[Figure dataset records]
━━━━━━━━━━

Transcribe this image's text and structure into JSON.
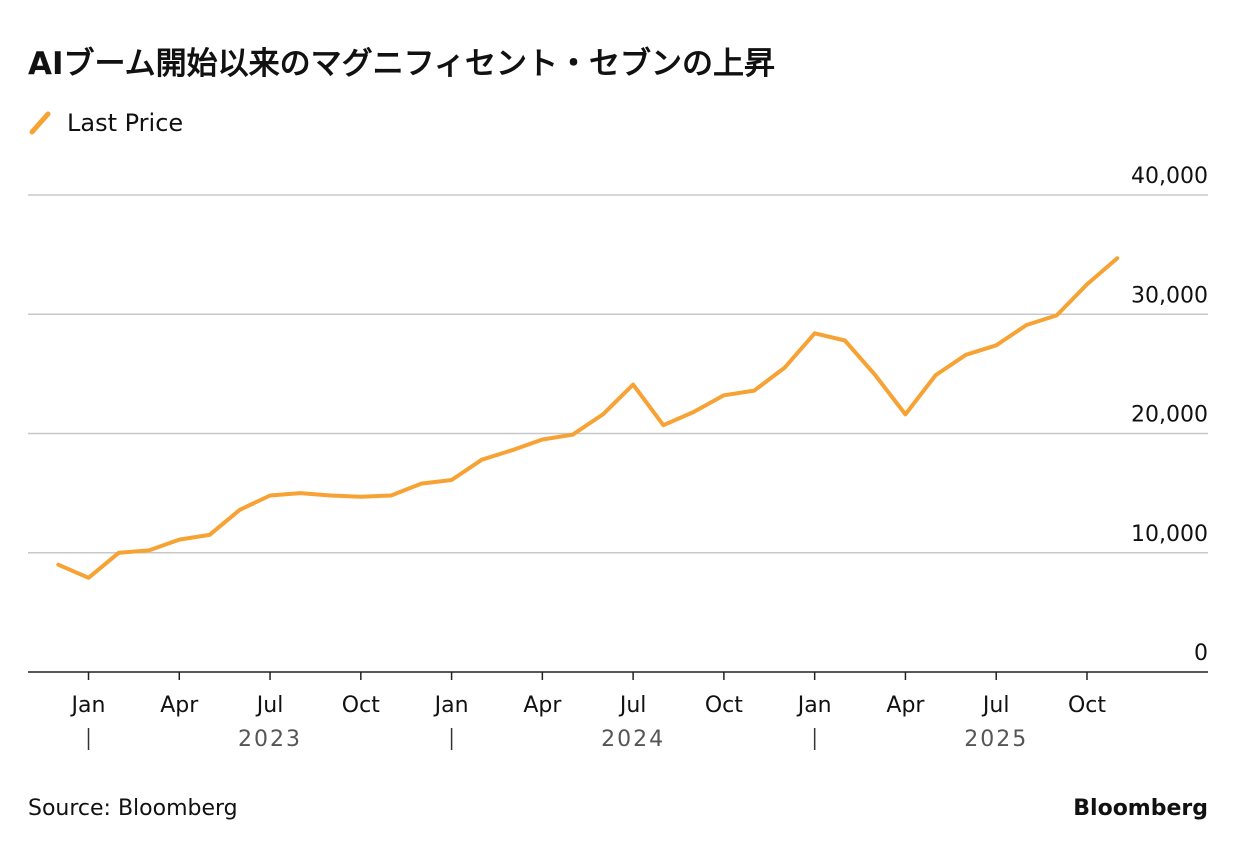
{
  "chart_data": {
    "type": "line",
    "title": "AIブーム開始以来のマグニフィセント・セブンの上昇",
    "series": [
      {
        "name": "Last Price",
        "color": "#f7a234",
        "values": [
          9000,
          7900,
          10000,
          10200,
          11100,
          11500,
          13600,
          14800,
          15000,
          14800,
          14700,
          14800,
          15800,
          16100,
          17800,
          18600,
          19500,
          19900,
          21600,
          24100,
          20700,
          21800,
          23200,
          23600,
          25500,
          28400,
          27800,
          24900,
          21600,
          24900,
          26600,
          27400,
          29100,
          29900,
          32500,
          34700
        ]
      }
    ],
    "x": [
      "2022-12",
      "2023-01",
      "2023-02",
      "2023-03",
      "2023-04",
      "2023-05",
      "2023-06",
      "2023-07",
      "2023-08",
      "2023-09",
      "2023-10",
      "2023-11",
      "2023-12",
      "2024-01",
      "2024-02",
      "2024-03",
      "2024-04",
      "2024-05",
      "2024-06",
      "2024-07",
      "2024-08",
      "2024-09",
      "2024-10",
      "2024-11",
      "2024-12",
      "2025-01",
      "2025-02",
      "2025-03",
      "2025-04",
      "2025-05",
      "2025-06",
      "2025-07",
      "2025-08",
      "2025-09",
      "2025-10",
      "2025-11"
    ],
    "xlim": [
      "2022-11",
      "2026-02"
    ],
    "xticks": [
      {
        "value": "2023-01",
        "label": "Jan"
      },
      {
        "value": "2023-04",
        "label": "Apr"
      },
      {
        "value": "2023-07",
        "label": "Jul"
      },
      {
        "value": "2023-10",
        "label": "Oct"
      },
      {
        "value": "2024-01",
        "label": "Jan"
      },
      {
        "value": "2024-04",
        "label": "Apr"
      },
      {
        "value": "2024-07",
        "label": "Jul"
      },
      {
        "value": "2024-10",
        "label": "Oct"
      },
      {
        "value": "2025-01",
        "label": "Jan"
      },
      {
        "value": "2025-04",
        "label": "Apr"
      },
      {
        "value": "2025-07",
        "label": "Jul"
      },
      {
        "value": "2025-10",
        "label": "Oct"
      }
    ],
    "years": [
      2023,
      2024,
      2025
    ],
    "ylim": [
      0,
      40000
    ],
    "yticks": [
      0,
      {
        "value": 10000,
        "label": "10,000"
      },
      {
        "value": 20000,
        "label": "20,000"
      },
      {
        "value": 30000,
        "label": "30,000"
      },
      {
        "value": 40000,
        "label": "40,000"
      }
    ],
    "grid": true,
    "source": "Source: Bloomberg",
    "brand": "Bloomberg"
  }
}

━━━━━━━━━━

Task brief: Take the listing above and restate it word for word, without its pictures.

Exercise result:
Transcribe this image's text and structure into JSON.
{
  "chart_data": {
    "type": "line",
    "title": "AIブーム開始以来のマグニフィセント・セブンの上昇",
    "series": [
      {
        "name": "Last Price",
        "color": "#f7a234",
        "values": [
          9000,
          7900,
          10000,
          10200,
          11100,
          11500,
          13600,
          14800,
          15000,
          14800,
          14700,
          14800,
          15800,
          16100,
          17800,
          18600,
          19500,
          19900,
          21600,
          24100,
          20700,
          21800,
          23200,
          23600,
          25500,
          28400,
          27800,
          24900,
          21600,
          24900,
          26600,
          27400,
          29100,
          29900,
          32500,
          34700
        ]
      }
    ],
    "x": [
      "2022-12",
      "2023-01",
      "2023-02",
      "2023-03",
      "2023-04",
      "2023-05",
      "2023-06",
      "2023-07",
      "2023-08",
      "2023-09",
      "2023-10",
      "2023-11",
      "2023-12",
      "2024-01",
      "2024-02",
      "2024-03",
      "2024-04",
      "2024-05",
      "2024-06",
      "2024-07",
      "2024-08",
      "2024-09",
      "2024-10",
      "2024-11",
      "2024-12",
      "2025-01",
      "2025-02",
      "2025-03",
      "2025-04",
      "2025-05",
      "2025-06",
      "2025-07",
      "2025-08",
      "2025-09",
      "2025-10",
      "2025-11"
    ],
    "xlim": [
      "2022-11",
      "2026-02"
    ],
    "xticks": [
      {
        "value": "2023-01",
        "label": "Jan"
      },
      {
        "value": "2023-04",
        "label": "Apr"
      },
      {
        "value": "2023-07",
        "label": "Jul"
      },
      {
        "value": "2023-10",
        "label": "Oct"
      },
      {
        "value": "2024-01",
        "label": "Jan"
      },
      {
        "value": "2024-04",
        "label": "Apr"
      },
      {
        "value": "2024-07",
        "label": "Jul"
      },
      {
        "value": "2024-10",
        "label": "Oct"
      },
      {
        "value": "2025-01",
        "label": "Jan"
      },
      {
        "value": "2025-04",
        "label": "Apr"
      },
      {
        "value": "2025-07",
        "label": "Jul"
      },
      {
        "value": "2025-10",
        "label": "Oct"
      }
    ],
    "years": [
      2023,
      2024,
      2025
    ],
    "ylim": [
      0,
      40000
    ],
    "yticks": [
      0,
      {
        "value": 10000,
        "label": "10,000"
      },
      {
        "value": 20000,
        "label": "20,000"
      },
      {
        "value": 30000,
        "label": "30,000"
      },
      {
        "value": 40000,
        "label": "40,000"
      }
    ],
    "grid": true,
    "source": "Source: Bloomberg",
    "brand": "Bloomberg"
  }
}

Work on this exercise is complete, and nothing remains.